##### Source data #####

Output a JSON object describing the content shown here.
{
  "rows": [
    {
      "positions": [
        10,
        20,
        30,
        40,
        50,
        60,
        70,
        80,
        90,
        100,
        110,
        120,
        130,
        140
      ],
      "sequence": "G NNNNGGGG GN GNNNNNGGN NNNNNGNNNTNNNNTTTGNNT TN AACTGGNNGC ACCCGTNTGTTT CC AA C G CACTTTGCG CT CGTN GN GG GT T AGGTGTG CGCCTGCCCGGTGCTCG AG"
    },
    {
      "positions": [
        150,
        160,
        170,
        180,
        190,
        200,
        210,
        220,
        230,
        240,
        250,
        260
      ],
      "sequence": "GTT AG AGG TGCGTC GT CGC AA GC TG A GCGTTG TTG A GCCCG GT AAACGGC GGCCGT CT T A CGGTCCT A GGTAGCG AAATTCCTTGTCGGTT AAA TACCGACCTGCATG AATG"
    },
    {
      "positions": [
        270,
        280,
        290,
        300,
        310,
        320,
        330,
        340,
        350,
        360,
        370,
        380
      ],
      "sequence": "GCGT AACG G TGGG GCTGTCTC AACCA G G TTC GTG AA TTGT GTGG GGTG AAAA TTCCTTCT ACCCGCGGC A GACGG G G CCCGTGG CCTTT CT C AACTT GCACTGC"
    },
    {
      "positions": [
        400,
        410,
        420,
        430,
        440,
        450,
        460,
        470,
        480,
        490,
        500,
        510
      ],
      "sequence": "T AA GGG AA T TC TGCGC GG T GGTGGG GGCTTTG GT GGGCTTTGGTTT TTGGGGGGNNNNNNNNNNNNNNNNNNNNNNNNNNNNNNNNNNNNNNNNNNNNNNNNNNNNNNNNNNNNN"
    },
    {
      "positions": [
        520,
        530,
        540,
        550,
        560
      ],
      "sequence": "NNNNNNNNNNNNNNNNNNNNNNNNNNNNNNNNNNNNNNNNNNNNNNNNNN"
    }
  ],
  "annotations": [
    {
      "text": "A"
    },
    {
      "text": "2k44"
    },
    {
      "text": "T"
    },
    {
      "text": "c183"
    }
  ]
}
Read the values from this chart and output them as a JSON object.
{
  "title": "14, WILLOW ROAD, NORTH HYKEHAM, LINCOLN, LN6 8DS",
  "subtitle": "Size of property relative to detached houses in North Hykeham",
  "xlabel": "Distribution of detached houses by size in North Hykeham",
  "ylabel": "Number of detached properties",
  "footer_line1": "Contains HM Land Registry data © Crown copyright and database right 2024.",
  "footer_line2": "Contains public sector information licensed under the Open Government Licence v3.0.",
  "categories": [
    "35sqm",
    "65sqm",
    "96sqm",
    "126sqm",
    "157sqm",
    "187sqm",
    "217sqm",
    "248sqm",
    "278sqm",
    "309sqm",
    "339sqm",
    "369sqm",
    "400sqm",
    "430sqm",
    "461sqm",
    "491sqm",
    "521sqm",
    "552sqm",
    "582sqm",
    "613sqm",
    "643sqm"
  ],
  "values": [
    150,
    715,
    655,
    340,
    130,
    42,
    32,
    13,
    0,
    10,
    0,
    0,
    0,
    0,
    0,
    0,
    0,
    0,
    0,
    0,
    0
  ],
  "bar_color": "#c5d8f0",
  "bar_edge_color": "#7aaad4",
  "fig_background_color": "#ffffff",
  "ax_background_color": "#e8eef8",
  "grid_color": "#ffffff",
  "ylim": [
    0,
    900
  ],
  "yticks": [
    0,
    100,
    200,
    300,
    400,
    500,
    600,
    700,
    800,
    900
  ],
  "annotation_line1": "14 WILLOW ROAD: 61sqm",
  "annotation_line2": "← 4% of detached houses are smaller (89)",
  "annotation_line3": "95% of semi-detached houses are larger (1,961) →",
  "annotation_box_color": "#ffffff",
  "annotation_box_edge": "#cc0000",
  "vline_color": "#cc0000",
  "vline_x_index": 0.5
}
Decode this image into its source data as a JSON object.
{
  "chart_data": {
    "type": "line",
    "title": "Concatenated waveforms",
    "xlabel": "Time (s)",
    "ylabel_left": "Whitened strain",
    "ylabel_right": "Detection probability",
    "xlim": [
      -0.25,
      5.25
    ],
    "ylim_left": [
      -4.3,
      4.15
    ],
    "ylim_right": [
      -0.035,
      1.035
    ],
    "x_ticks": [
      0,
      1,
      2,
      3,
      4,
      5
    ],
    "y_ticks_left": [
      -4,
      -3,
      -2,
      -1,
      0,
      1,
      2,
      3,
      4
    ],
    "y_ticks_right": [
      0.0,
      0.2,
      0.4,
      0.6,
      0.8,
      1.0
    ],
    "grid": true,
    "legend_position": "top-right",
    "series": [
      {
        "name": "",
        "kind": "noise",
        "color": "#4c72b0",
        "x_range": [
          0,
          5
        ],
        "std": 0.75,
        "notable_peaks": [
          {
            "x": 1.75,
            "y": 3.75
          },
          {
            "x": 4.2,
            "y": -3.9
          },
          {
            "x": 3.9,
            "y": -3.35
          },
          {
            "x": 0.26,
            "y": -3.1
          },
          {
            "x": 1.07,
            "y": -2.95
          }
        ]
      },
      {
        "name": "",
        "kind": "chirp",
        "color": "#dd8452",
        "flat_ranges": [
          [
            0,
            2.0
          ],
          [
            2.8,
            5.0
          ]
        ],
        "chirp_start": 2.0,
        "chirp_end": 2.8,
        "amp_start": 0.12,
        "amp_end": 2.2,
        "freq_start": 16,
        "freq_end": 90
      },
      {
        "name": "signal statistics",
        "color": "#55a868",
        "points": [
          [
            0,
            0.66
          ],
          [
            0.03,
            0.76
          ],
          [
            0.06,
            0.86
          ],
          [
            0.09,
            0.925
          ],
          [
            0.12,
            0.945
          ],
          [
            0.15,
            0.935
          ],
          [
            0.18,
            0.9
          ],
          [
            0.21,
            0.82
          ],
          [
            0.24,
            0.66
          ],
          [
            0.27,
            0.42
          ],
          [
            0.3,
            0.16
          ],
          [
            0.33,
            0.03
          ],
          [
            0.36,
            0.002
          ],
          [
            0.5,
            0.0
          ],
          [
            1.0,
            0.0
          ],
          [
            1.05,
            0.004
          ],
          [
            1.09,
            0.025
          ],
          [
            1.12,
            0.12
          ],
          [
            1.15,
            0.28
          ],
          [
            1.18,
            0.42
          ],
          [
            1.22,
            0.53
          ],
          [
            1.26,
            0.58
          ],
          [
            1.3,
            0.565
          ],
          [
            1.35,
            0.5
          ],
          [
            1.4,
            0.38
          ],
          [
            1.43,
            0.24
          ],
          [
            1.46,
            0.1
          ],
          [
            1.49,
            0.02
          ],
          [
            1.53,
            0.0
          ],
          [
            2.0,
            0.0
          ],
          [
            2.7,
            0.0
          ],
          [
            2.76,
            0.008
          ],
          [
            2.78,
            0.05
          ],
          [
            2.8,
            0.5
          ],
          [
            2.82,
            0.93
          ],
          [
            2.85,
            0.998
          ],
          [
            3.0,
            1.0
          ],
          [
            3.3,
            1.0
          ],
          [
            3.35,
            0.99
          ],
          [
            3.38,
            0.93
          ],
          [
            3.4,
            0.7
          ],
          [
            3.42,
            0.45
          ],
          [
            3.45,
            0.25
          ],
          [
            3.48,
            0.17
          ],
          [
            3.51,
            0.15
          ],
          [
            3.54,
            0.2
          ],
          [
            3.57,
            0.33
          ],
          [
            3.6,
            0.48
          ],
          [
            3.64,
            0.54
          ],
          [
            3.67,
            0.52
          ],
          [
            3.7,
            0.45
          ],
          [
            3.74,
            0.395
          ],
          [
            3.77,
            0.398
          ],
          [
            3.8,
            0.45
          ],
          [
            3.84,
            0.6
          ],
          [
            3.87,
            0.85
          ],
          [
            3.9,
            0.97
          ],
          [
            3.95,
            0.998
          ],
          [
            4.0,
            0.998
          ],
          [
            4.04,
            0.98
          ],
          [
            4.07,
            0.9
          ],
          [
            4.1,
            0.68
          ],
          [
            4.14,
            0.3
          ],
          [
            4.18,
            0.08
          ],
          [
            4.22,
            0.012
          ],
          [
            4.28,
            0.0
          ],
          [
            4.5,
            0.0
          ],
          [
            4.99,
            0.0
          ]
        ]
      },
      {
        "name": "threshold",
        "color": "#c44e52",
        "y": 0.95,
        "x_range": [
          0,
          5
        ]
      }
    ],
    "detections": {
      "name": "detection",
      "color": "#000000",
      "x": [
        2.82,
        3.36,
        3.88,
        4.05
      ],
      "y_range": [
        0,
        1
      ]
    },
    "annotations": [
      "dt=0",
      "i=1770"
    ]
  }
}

#####

■ Problem
From the listing above, collect each line in which the string "this" appears.

■ Complete output
Read the values from this chart and output them as a JSON object.
Decode this image into its source data as a JSON object.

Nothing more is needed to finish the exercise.